=== DIRECTION ===
Give the material again in full, matching it exactly.

=== Chart and figure data ===
>> BEGIN
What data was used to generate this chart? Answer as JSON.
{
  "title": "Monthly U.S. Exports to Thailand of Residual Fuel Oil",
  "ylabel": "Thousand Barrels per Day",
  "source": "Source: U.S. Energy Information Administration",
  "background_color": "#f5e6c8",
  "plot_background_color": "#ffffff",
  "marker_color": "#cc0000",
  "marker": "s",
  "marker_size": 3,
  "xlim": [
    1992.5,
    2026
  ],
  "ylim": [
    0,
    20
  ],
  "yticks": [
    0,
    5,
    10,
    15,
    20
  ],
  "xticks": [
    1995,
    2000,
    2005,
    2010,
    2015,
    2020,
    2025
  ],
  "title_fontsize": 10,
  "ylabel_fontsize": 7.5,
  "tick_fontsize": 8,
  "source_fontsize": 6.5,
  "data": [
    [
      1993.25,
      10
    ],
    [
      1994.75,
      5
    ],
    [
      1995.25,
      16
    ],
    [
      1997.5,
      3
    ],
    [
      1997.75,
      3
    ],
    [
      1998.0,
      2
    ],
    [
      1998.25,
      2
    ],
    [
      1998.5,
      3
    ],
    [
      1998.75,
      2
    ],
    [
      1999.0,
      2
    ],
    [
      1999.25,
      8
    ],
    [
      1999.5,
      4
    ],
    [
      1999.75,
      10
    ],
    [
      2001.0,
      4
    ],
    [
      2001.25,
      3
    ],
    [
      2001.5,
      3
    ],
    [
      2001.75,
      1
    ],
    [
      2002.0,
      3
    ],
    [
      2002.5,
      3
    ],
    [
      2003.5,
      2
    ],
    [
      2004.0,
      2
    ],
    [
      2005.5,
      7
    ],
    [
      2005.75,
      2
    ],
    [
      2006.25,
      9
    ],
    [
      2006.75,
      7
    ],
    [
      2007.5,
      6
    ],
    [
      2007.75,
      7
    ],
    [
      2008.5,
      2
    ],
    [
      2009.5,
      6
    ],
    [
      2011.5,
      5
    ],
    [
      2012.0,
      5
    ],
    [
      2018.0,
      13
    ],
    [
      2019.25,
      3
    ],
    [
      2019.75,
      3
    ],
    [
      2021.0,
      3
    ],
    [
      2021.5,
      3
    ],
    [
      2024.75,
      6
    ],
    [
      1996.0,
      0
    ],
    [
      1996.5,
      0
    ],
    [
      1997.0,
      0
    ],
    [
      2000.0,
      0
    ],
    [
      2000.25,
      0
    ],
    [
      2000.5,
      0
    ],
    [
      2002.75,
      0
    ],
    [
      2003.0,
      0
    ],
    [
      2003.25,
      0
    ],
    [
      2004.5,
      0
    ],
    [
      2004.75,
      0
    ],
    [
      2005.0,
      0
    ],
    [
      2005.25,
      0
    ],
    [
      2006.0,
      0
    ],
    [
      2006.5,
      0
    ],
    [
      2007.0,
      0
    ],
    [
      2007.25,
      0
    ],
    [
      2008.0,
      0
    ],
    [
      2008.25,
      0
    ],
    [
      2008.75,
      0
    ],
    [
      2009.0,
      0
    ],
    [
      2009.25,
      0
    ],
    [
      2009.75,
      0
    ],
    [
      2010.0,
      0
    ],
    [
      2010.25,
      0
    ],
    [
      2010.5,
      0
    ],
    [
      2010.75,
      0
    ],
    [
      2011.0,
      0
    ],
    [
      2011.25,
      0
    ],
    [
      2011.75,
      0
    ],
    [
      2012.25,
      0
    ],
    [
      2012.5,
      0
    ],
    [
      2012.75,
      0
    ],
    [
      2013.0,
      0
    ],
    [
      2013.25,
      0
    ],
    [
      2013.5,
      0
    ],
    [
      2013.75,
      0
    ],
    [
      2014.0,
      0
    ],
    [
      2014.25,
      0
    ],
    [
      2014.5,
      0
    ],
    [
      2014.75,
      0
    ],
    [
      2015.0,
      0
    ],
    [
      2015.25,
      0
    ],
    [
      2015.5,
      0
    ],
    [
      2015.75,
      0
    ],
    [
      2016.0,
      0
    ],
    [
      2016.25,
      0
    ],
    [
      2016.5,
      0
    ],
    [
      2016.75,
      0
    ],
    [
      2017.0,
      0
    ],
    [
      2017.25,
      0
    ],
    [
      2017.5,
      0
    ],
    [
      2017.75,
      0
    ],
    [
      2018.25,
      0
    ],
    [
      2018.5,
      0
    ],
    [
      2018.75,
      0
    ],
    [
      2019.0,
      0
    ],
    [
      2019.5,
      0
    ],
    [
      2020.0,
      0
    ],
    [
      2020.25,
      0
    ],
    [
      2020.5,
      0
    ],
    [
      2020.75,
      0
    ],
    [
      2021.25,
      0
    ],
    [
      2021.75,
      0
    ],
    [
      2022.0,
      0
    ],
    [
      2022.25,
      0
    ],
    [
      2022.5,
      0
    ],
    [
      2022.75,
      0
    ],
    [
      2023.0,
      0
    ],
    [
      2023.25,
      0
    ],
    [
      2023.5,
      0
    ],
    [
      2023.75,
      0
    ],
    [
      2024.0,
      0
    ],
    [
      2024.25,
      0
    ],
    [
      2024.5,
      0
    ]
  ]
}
>> END
=== COMPLETE OUTPUT ===
What data was used to generate this chart? Answer as JSON.
{
  "title": "Monthly U.S. Exports to Thailand of Residual Fuel Oil",
  "ylabel": "Thousand Barrels per Day",
  "source": "Source: U.S. Energy Information Administration",
  "background_color": "#f5e6c8",
  "plot_background_color": "#ffffff",
  "marker_color": "#cc0000",
  "marker": "s",
  "marker_size": 3,
  "xlim": [
    1992.5,
    2026
  ],
  "ylim": [
    0,
    20
  ],
  "yticks": [
    0,
    5,
    10,
    15,
    20
  ],
  "xticks": [
    1995,
    2000,
    2005,
    2010,
    2015,
    2020,
    2025
  ],
  "title_fontsize": 10,
  "ylabel_fontsize": 7.5,
  "tick_fontsize": 8,
  "source_fontsize": 6.5,
  "data": [
    [
      1993.25,
      10
    ],
    [
      1994.75,
      5
    ],
    [
      1995.25,
      16
    ],
    [
      1997.5,
      3
    ],
    [
      1997.75,
      3
    ],
    [
      1998.0,
      2
    ],
    [
      1998.25,
      2
    ],
    [
      1998.5,
      3
    ],
    [
      1998.75,
      2
    ],
    [
      1999.0,
      2
    ],
    [
      1999.25,
      8
    ],
    [
      1999.5,
      4
    ],
    [
      1999.75,
      10
    ],
    [
      2001.0,
      4
    ],
    [
      2001.25,
      3
    ],
    [
      2001.5,
      3
    ],
    [
      2001.75,
      1
    ],
    [
      2002.0,
      3
    ],
    [
      2002.5,
      3
    ],
    [
      2003.5,
      2
    ],
    [
      2004.0,
      2
    ],
    [
      2005.5,
      7
    ],
    [
      2005.75,
      2
    ],
    [
      2006.25,
      9
    ],
    [
      2006.75,
      7
    ],
    [
      2007.5,
      6
    ],
    [
      2007.75,
      7
    ],
    [
      2008.5,
      2
    ],
    [
      2009.5,
      6
    ],
    [
      2011.5,
      5
    ],
    [
      2012.0,
      5
    ],
    [
      2018.0,
      13
    ],
    [
      2019.25,
      3
    ],
    [
      2019.75,
      3
    ],
    [
      2021.0,
      3
    ],
    [
      2021.5,
      3
    ],
    [
      2024.75,
      6
    ],
    [
      1996.0,
      0
    ],
    [
      1996.5,
      0
    ],
    [
      1997.0,
      0
    ],
    [
      2000.0,
      0
    ],
    [
      2000.25,
      0
    ],
    [
      2000.5,
      0
    ],
    [
      2002.75,
      0
    ],
    [
      2003.0,
      0
    ],
    [
      2003.25,
      0
    ],
    [
      2004.5,
      0
    ],
    [
      2004.75,
      0
    ],
    [
      2005.0,
      0
    ],
    [
      2005.25,
      0
    ],
    [
      2006.0,
      0
    ],
    [
      2006.5,
      0
    ],
    [
      2007.0,
      0
    ],
    [
      2007.25,
      0
    ],
    [
      2008.0,
      0
    ],
    [
      2008.25,
      0
    ],
    [
      2008.75,
      0
    ],
    [
      2009.0,
      0
    ],
    [
      2009.25,
      0
    ],
    [
      2009.75,
      0
    ],
    [
      2010.0,
      0
    ],
    [
      2010.25,
      0
    ],
    [
      2010.5,
      0
    ],
    [
      2010.75,
      0
    ],
    [
      2011.0,
      0
    ],
    [
      2011.25,
      0
    ],
    [
      2011.75,
      0
    ],
    [
      2012.25,
      0
    ],
    [
      2012.5,
      0
    ],
    [
      2012.75,
      0
    ],
    [
      2013.0,
      0
    ],
    [
      2013.25,
      0
    ],
    [
      2013.5,
      0
    ],
    [
      2013.75,
      0
    ],
    [
      2014.0,
      0
    ],
    [
      2014.25,
      0
    ],
    [
      2014.5,
      0
    ],
    [
      2014.75,
      0
    ],
    [
      2015.0,
      0
    ],
    [
      2015.25,
      0
    ],
    [
      2015.5,
      0
    ],
    [
      2015.75,
      0
    ],
    [
      2016.0,
      0
    ],
    [
      2016.25,
      0
    ],
    [
      2016.5,
      0
    ],
    [
      2016.75,
      0
    ],
    [
      2017.0,
      0
    ],
    [
      2017.25,
      0
    ],
    [
      2017.5,
      0
    ],
    [
      2017.75,
      0
    ],
    [
      2018.25,
      0
    ],
    [
      2018.5,
      0
    ],
    [
      2018.75,
      0
    ],
    [
      2019.0,
      0
    ],
    [
      2019.5,
      0
    ],
    [
      2020.0,
      0
    ],
    [
      2020.25,
      0
    ],
    [
      2020.5,
      0
    ],
    [
      2020.75,
      0
    ],
    [
      2021.25,
      0
    ],
    [
      2021.75,
      0
    ],
    [
      2022.0,
      0
    ],
    [
      2022.25,
      0
    ],
    [
      2022.5,
      0
    ],
    [
      2022.75,
      0
    ],
    [
      2023.0,
      0
    ],
    [
      2023.25,
      0
    ],
    [
      2023.5,
      0
    ],
    [
      2023.75,
      0
    ],
    [
      2024.0,
      0
    ],
    [
      2024.25,
      0
    ],
    [
      2024.5,
      0
    ]
  ]
}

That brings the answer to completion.